| DIRECTION |
Reproduce the records. Keep every word exact and include no images.

# START OF RECORDS PROVIDED

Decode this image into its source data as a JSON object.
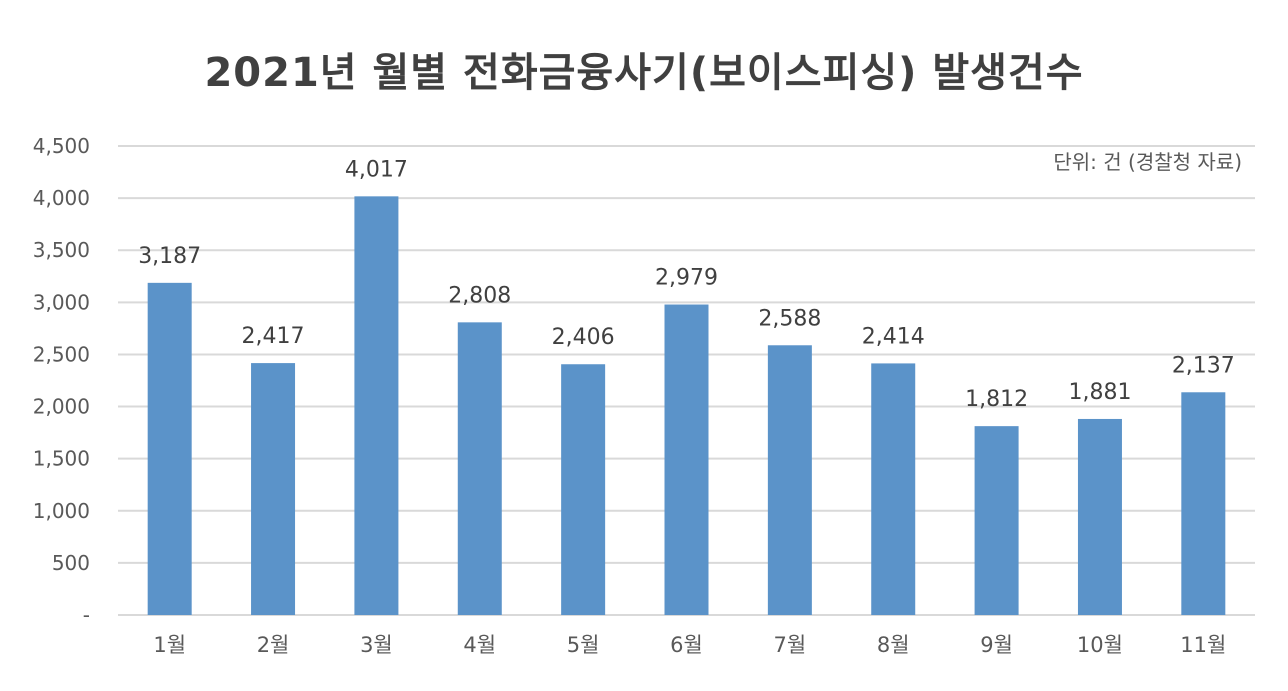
{
  "chart_data": {
    "type": "bar",
    "title": "2021년 월별 전화금융사기(보이스피싱) 발생건수",
    "unit_note": "단위: 건 (경찰청 자료)",
    "categories": [
      "1월",
      "2월",
      "3월",
      "4월",
      "5월",
      "6월",
      "7월",
      "8월",
      "9월",
      "10월",
      "11월"
    ],
    "values": [
      3187,
      2417,
      4017,
      2808,
      2406,
      2979,
      2588,
      2414,
      1812,
      1881,
      2137
    ],
    "value_labels": [
      "3,187",
      "2,417",
      "4,017",
      "2,808",
      "2,406",
      "2,979",
      "2,588",
      "2,414",
      "1,812",
      "1,881",
      "2,137"
    ],
    "y_ticks": [
      0,
      500,
      1000,
      1500,
      2000,
      2500,
      3000,
      3500,
      4000,
      4500
    ],
    "y_tick_labels": [
      "-",
      "500",
      "1,000",
      "1,500",
      "2,000",
      "2,500",
      "3,000",
      "3,500",
      "4,000",
      "4,500"
    ],
    "ylim": [
      0,
      4500
    ],
    "grid": true,
    "bar_color": "#5B93C9",
    "grid_color": "#D9D9D9"
  }
}
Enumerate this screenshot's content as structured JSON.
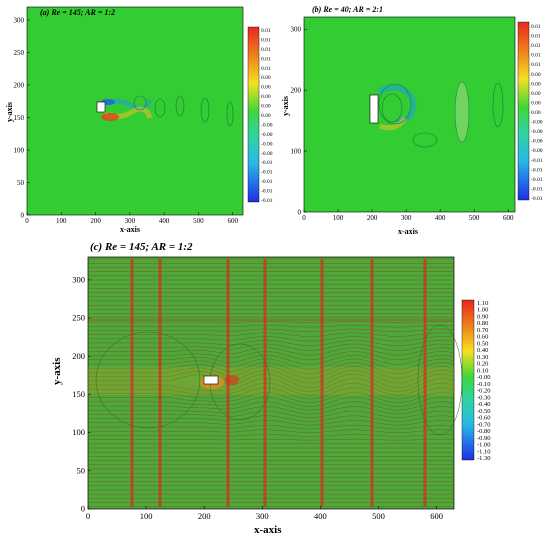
{
  "chart_data": [
    {
      "type": "heatmap",
      "panel": "a",
      "title": "(a) Re = 145; AR = 1:2",
      "xlabel": "x-axis",
      "ylabel": "y-axis",
      "xlim": [
        0,
        630
      ],
      "ylim": [
        0,
        320
      ],
      "xticks": [
        "0",
        "100",
        "200",
        "300",
        "400",
        "500",
        "600"
      ],
      "yticks": [
        "0",
        "50",
        "100",
        "150",
        "200",
        "250",
        "300"
      ],
      "colorbar_labels": [
        "0.01",
        "0.01",
        "0.01",
        "0.01",
        "0.01",
        "0.00",
        "0.00",
        "0.00",
        "0.00",
        "0.00",
        "-0.00",
        "-0.00",
        "-0.00",
        "-0.00",
        "-0.01",
        "-0.01",
        "-0.01",
        "-0.01",
        "-0.01"
      ],
      "obstacle": {
        "x": [
          200,
          225
        ],
        "y": [
          155,
          175
        ]
      }
    },
    {
      "type": "heatmap",
      "panel": "b",
      "title": "(b) Re = 40; AR = 2:1",
      "xlabel": "x-axis",
      "ylabel": "y-axis",
      "xlim": [
        0,
        620
      ],
      "ylim": [
        0,
        320
      ],
      "xticks": [
        "0",
        "100",
        "200",
        "300",
        "400",
        "500",
        "600"
      ],
      "yticks": [
        "0",
        "100",
        "200",
        "300"
      ],
      "colorbar_labels": [
        "0.01",
        "0.01",
        "0.01",
        "0.01",
        "0.01",
        "0.00",
        "0.00",
        "0.00",
        "0.00",
        "0.00",
        "-0.00",
        "-0.00",
        "-0.00",
        "-0.00",
        "-0.01",
        "-0.01",
        "-0.01",
        "-0.01",
        "-0.01"
      ],
      "obstacle": {
        "x": [
          200,
          220
        ],
        "y": [
          145,
          200
        ]
      }
    },
    {
      "type": "heatmap",
      "panel": "c",
      "title": "(c) Re = 145; AR = 1:2",
      "xlabel": "x-axis",
      "ylabel": "y-axis",
      "xlim": [
        0,
        630
      ],
      "ylim": [
        0,
        330
      ],
      "xticks": [
        "0",
        "100",
        "200",
        "300",
        "400",
        "500",
        "600"
      ],
      "yticks": [
        "0",
        "50",
        "100",
        "150",
        "200",
        "250",
        "300"
      ],
      "colorbar_labels": [
        "1.10",
        "1.00",
        "0.90",
        "0.80",
        "0.70",
        "0.60",
        "0.50",
        "0.40",
        "0.30",
        "0.20",
        "0.10",
        "-0.00",
        "-0.10",
        "-0.20",
        "-0.30",
        "-0.40",
        "-0.50",
        "-0.60",
        "-0.70",
        "-0.80",
        "-0.90",
        "-1.00",
        "-1.10",
        "-1.30"
      ],
      "obstacle": {
        "x": [
          200,
          225
        ],
        "y": [
          160,
          172
        ]
      }
    }
  ]
}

# END OF RECORDS PROVIDED

| ANSWER TO THE EXERCISE |
Decode this image into its source data as a JSON object.
{
  "chart_data": {
    "type": "bar",
    "title": "2021년 월별 전화금융사기(보이스피싱) 발생건수",
    "unit_note": "단위: 건 (경찰청 자료)",
    "categories": [
      "1월",
      "2월",
      "3월",
      "4월",
      "5월",
      "6월",
      "7월",
      "8월",
      "9월",
      "10월",
      "11월"
    ],
    "values": [
      3187,
      2417,
      4017,
      2808,
      2406,
      2979,
      2588,
      2414,
      1812,
      1881,
      2137
    ],
    "value_labels": [
      "3,187",
      "2,417",
      "4,017",
      "2,808",
      "2,406",
      "2,979",
      "2,588",
      "2,414",
      "1,812",
      "1,881",
      "2,137"
    ],
    "y_ticks": [
      0,
      500,
      1000,
      1500,
      2000,
      2500,
      3000,
      3500,
      4000,
      4500
    ],
    "y_tick_labels": [
      "-",
      "500",
      "1,000",
      "1,500",
      "2,000",
      "2,500",
      "3,000",
      "3,500",
      "4,000",
      "4,500"
    ],
    "ylim": [
      0,
      4500
    ],
    "grid": true,
    "bar_color": "#5B93C9",
    "grid_color": "#D9D9D9"
  }
}
Enumerate this screenshot's content as structured JSON.
{
  "chart_data": [
    {
      "type": "heatmap",
      "panel": "a",
      "title": "(a) Re = 145; AR = 1:2",
      "xlabel": "x-axis",
      "ylabel": "y-axis",
      "xlim": [
        0,
        630
      ],
      "ylim": [
        0,
        320
      ],
      "xticks": [
        "0",
        "100",
        "200",
        "300",
        "400",
        "500",
        "600"
      ],
      "yticks": [
        "0",
        "50",
        "100",
        "150",
        "200",
        "250",
        "300"
      ],
      "colorbar_labels": [
        "0.01",
        "0.01",
        "0.01",
        "0.01",
        "0.01",
        "0.00",
        "0.00",
        "0.00",
        "0.00",
        "0.00",
        "-0.00",
        "-0.00",
        "-0.00",
        "-0.00",
        "-0.01",
        "-0.01",
        "-0.01",
        "-0.01",
        "-0.01"
      ],
      "obstacle": {
        "x": [
          200,
          225
        ],
        "y": [
          155,
          175
        ]
      }
    },
    {
      "type": "heatmap",
      "panel": "b",
      "title": "(b) Re = 40; AR = 2:1",
      "xlabel": "x-axis",
      "ylabel": "y-axis",
      "xlim": [
        0,
        620
      ],
      "ylim": [
        0,
        320
      ],
      "xticks": [
        "0",
        "100",
        "200",
        "300",
        "400",
        "500",
        "600"
      ],
      "yticks": [
        "0",
        "100",
        "200",
        "300"
      ],
      "colorbar_labels": [
        "0.01",
        "0.01",
        "0.01",
        "0.01",
        "0.01",
        "0.00",
        "0.00",
        "0.00",
        "0.00",
        "0.00",
        "-0.00",
        "-0.00",
        "-0.00",
        "-0.00",
        "-0.01",
        "-0.01",
        "-0.01",
        "-0.01",
        "-0.01"
      ],
      "obstacle": {
        "x": [
          200,
          220
        ],
        "y": [
          145,
          200
        ]
      }
    },
    {
      "type": "heatmap",
      "panel": "c",
      "title": "(c) Re = 145; AR = 1:2",
      "xlabel": "x-axis",
      "ylabel": "y-axis",
      "xlim": [
        0,
        630
      ],
      "ylim": [
        0,
        330
      ],
      "xticks": [
        "0",
        "100",
        "200",
        "300",
        "400",
        "500",
        "600"
      ],
      "yticks": [
        "0",
        "50",
        "100",
        "150",
        "200",
        "250",
        "300"
      ],
      "colorbar_labels": [
        "1.10",
        "1.00",
        "0.90",
        "0.80",
        "0.70",
        "0.60",
        "0.50",
        "0.40",
        "0.30",
        "0.20",
        "0.10",
        "-0.00",
        "-0.10",
        "-0.20",
        "-0.30",
        "-0.40",
        "-0.50",
        "-0.60",
        "-0.70",
        "-0.80",
        "-0.90",
        "-1.00",
        "-1.10",
        "-1.30"
      ],
      "obstacle": {
        "x": [
          200,
          225
        ],
        "y": [
          160,
          172
        ]
      }
    }
  ]
}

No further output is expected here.